- What this task involves
Copy every line of the listing that holds the string "depart".

[Stored data entries]
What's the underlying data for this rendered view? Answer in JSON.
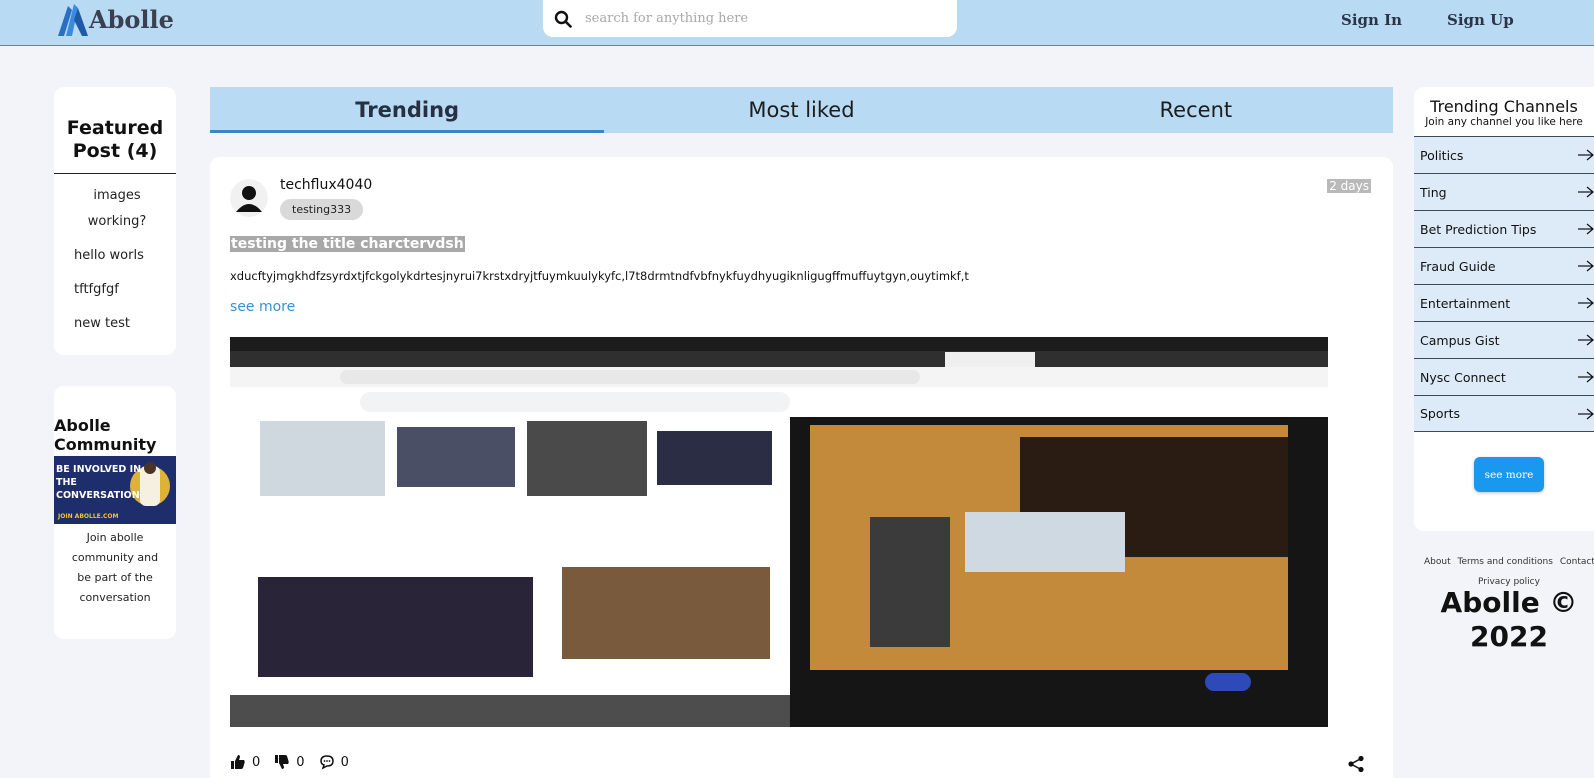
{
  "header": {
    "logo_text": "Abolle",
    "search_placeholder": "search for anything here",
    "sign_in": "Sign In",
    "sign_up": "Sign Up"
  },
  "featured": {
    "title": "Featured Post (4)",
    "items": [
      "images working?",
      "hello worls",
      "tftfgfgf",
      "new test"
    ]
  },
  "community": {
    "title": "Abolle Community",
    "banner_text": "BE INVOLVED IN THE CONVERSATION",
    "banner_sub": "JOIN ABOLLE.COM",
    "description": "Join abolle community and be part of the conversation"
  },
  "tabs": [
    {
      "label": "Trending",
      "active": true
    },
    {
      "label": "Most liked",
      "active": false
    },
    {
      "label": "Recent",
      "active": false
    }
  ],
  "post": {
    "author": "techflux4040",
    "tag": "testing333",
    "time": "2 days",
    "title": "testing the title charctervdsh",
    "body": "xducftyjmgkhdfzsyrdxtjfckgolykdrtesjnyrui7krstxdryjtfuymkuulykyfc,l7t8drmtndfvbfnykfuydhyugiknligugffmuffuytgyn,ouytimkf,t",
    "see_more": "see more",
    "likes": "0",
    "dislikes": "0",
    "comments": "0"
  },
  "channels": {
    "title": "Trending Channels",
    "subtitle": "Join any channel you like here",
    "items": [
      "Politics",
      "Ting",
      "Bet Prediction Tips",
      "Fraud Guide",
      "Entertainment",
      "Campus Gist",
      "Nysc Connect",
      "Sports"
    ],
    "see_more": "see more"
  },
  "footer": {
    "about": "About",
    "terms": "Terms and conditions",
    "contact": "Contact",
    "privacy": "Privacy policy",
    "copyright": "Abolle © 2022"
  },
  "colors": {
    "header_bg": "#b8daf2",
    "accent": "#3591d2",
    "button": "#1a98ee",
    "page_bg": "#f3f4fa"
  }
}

* * *

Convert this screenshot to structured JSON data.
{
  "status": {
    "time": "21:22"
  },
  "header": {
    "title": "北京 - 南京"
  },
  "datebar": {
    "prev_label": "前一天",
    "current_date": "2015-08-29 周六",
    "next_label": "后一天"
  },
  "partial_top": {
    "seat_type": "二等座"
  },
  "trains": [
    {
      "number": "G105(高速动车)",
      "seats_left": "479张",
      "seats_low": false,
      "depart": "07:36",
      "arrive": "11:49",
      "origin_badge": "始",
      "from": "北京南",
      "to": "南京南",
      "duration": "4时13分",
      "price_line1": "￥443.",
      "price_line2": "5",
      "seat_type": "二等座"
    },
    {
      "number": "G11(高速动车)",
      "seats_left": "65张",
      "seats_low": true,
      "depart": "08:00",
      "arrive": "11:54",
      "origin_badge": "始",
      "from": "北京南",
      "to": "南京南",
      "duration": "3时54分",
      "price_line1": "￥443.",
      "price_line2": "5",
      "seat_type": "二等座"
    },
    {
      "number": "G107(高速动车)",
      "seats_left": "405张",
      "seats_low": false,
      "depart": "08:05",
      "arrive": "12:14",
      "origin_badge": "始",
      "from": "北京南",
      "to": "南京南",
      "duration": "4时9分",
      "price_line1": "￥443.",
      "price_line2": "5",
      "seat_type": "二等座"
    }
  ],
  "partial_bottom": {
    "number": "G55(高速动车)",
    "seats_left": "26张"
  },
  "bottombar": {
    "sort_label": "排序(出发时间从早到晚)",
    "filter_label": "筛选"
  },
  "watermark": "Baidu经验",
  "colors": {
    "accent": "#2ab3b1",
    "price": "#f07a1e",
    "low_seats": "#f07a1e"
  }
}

- Task output
      "depart": "07:36",
      "depart": "08:00",
      "depart": "08:05",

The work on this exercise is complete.